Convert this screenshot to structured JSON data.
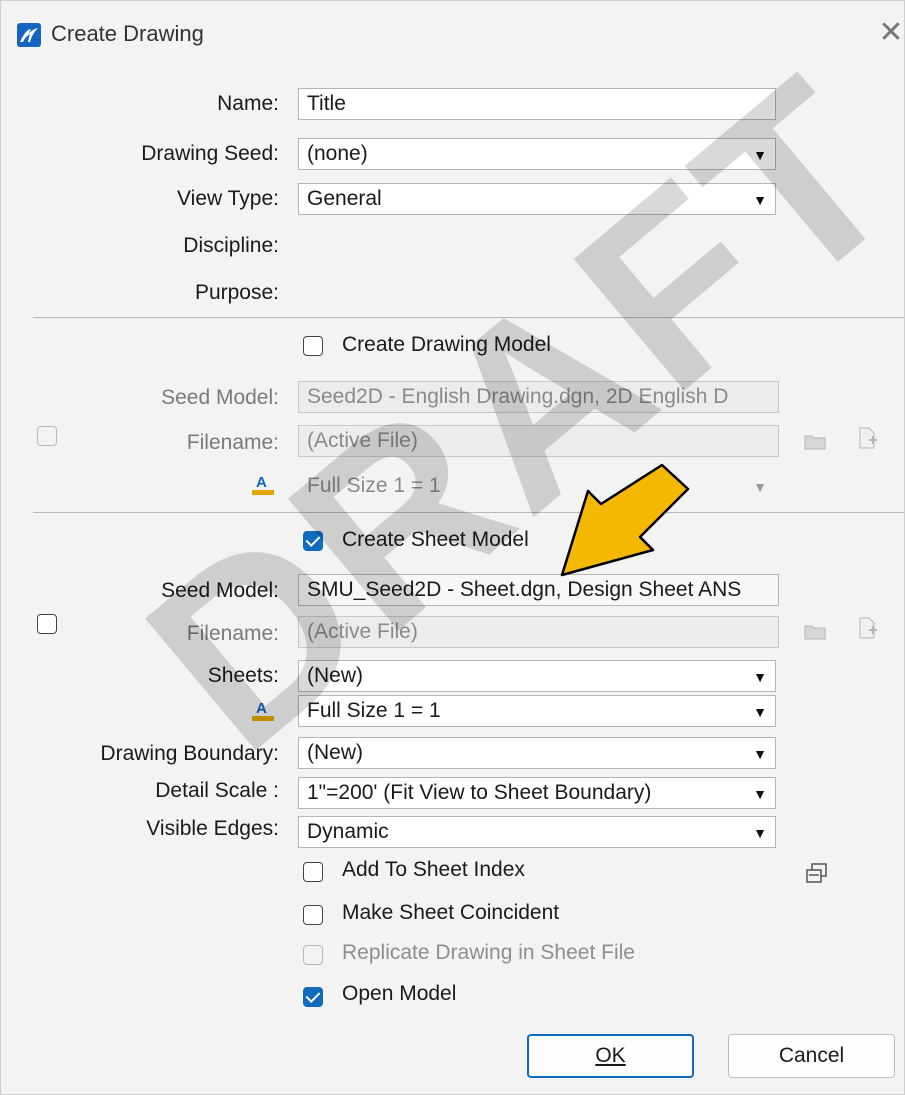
{
  "window": {
    "title": "Create Drawing",
    "close_glyph": "✕"
  },
  "form": {
    "name_label": "Name:",
    "name_value": "Title",
    "seed_label": "Drawing Seed:",
    "seed_value": "(none)",
    "viewtype_label": "View Type:",
    "viewtype_value": "General",
    "discipline_label": "Discipline:",
    "purpose_label": "Purpose:"
  },
  "drawing_model": {
    "checkbox_label": "Create Drawing Model",
    "checked": false,
    "seed_label": "Seed Model:",
    "seed_value": "Seed2D - English Drawing.dgn, 2D English D",
    "filename_label": "Filename:",
    "filename_value": "(Active File)",
    "scale_value": "Full Size 1 = 1"
  },
  "sheet_model": {
    "checkbox_label": "Create Sheet Model",
    "checked": true,
    "seed_label": "Seed Model:",
    "seed_value": "SMU_Seed2D - Sheet.dgn, Design Sheet ANS",
    "filename_label": "Filename:",
    "filename_value": "(Active File)",
    "sheets_label": "Sheets:",
    "sheets_value": "(New)",
    "scale_value": "Full Size 1 = 1",
    "boundary_label": "Drawing Boundary:",
    "boundary_value": "(New)",
    "detail_label": "Detail Scale :",
    "detail_value": "1\"=200' (Fit View to Sheet Boundary)",
    "edges_label": "Visible Edges:",
    "edges_value": "Dynamic"
  },
  "options": {
    "add_index": "Add To Sheet Index",
    "coincident": "Make Sheet Coincident",
    "replicate": "Replicate Drawing in Sheet File",
    "open_model": "Open Model"
  },
  "buttons": {
    "ok": "OK",
    "cancel": "Cancel"
  },
  "watermark": "DRAFT",
  "colors": {
    "accent": "#0f6cbd",
    "arrow": "#f5b800"
  }
}
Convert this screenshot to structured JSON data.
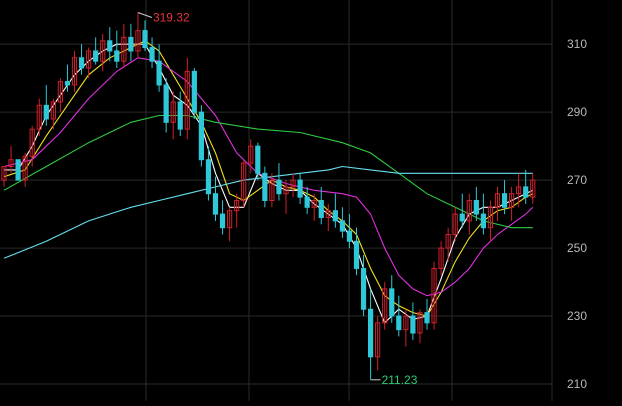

§ **Work to complete**:
Leave the images out and output the remaining material exactly as it stands.

§ **Output**:
Convert this screenshot to structured JSON data.
{
  "window": {
    "title": "Create Drawing",
    "close_glyph": "✕"
  },
  "form": {
    "name_label": "Name:",
    "name_value": "Title",
    "seed_label": "Drawing Seed:",
    "seed_value": "(none)",
    "viewtype_label": "View Type:",
    "viewtype_value": "General",
    "discipline_label": "Discipline:",
    "purpose_label": "Purpose:"
  },
  "drawing_model": {
    "checkbox_label": "Create Drawing Model",
    "checked": false,
    "seed_label": "Seed Model:",
    "seed_value": "Seed2D - English Drawing.dgn, 2D English D",
    "filename_label": "Filename:",
    "filename_value": "(Active File)",
    "scale_value": "Full Size 1 = 1"
  },
  "sheet_model": {
    "checkbox_label": "Create Sheet Model",
    "checked": true,
    "seed_label": "Seed Model:",
    "seed_value": "SMU_Seed2D - Sheet.dgn, Design Sheet ANS",
    "filename_label": "Filename:",
    "filename_value": "(Active File)",
    "sheets_label": "Sheets:",
    "sheets_value": "(New)",
    "scale_value": "Full Size 1 = 1",
    "boundary_label": "Drawing Boundary:",
    "boundary_value": "(New)",
    "detail_label": "Detail Scale :",
    "detail_value": "1\"=200' (Fit View to Sheet Boundary)",
    "edges_label": "Visible Edges:",
    "edges_value": "Dynamic"
  },
  "options": {
    "add_index": "Add To Sheet Index",
    "coincident": "Make Sheet Coincident",
    "replicate": "Replicate Drawing in Sheet File",
    "open_model": "Open Model"
  },
  "buttons": {
    "ok": "OK",
    "cancel": "Cancel"
  },
  "watermark": "DRAFT",
  "colors": {
    "accent": "#0f6cbd",
    "arrow": "#f5b800"
  }
}
Convert this screenshot to structured JSON data.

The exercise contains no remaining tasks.